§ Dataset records
☆ ☆ ☆
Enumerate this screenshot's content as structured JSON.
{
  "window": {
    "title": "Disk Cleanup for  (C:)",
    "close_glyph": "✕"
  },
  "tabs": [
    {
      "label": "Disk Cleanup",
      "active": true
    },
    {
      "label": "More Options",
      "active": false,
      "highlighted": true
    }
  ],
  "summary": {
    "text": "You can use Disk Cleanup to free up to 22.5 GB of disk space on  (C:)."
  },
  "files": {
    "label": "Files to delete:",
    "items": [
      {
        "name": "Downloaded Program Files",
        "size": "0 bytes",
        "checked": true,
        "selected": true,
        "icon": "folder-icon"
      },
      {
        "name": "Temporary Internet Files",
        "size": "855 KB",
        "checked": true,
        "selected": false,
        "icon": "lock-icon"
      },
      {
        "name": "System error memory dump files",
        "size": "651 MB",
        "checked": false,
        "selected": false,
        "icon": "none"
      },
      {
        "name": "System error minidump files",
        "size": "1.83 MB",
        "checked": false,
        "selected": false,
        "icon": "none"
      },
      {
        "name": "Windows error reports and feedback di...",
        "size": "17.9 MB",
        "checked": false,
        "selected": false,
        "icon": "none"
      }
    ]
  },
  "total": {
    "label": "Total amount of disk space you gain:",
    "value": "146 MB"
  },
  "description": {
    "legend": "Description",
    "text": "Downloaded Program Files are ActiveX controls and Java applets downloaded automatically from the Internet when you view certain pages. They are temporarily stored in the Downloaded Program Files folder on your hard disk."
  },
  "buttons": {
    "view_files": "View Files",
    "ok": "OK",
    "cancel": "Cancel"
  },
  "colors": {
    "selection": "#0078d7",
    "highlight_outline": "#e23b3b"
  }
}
☆ ☆ ☆
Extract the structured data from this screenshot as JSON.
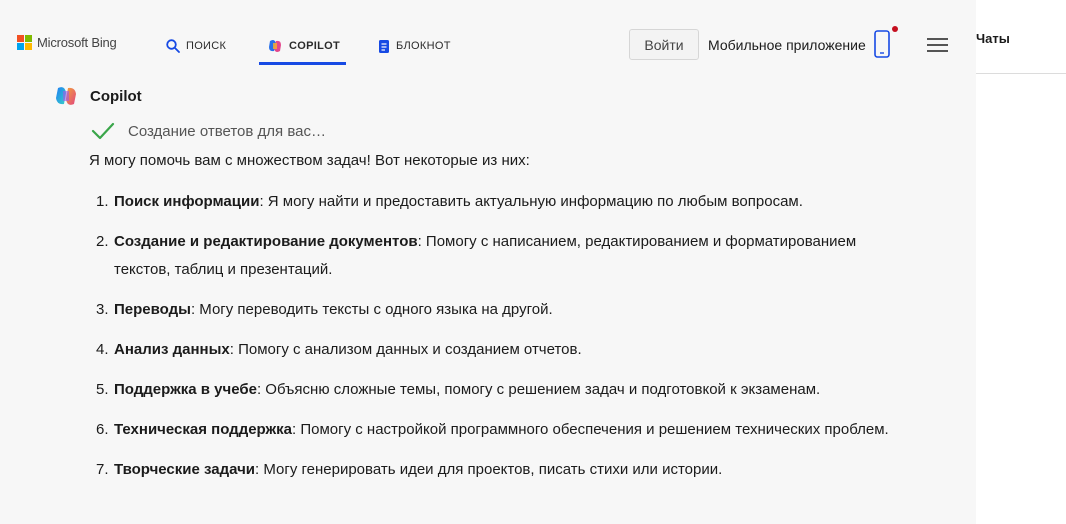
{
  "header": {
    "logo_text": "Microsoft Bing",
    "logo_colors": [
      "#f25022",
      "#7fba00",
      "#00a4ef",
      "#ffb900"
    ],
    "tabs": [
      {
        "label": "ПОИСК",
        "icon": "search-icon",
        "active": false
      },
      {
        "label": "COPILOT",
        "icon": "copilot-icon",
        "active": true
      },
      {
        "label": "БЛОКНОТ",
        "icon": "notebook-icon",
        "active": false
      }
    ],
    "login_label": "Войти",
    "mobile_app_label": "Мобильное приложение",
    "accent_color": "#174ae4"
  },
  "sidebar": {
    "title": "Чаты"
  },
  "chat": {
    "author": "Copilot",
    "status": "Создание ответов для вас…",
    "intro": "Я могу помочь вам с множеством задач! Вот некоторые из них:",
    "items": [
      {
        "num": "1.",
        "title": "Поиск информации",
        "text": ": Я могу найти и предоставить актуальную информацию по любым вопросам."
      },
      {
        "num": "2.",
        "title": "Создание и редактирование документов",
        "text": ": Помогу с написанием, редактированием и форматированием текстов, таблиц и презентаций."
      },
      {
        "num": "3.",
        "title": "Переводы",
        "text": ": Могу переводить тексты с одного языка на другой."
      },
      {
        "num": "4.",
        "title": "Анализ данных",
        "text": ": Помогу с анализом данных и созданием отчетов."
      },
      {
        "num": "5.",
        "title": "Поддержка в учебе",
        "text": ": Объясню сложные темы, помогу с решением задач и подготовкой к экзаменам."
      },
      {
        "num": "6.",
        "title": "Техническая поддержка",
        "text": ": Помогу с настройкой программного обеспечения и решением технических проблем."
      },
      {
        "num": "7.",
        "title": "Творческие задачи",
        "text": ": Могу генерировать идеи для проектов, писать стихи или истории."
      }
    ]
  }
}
☆ ☆ ☆
§ Goal
Every line in the data above that contains "icon" needs to be copied.

§ Output below
        "icon": "folder-icon"
        "icon": "lock-icon"
        "icon": "none"
        "icon": "none"
        "icon": "none"
        "icon": "search-icon",
        "icon": "copilot-icon",
        "icon": "notebook-icon",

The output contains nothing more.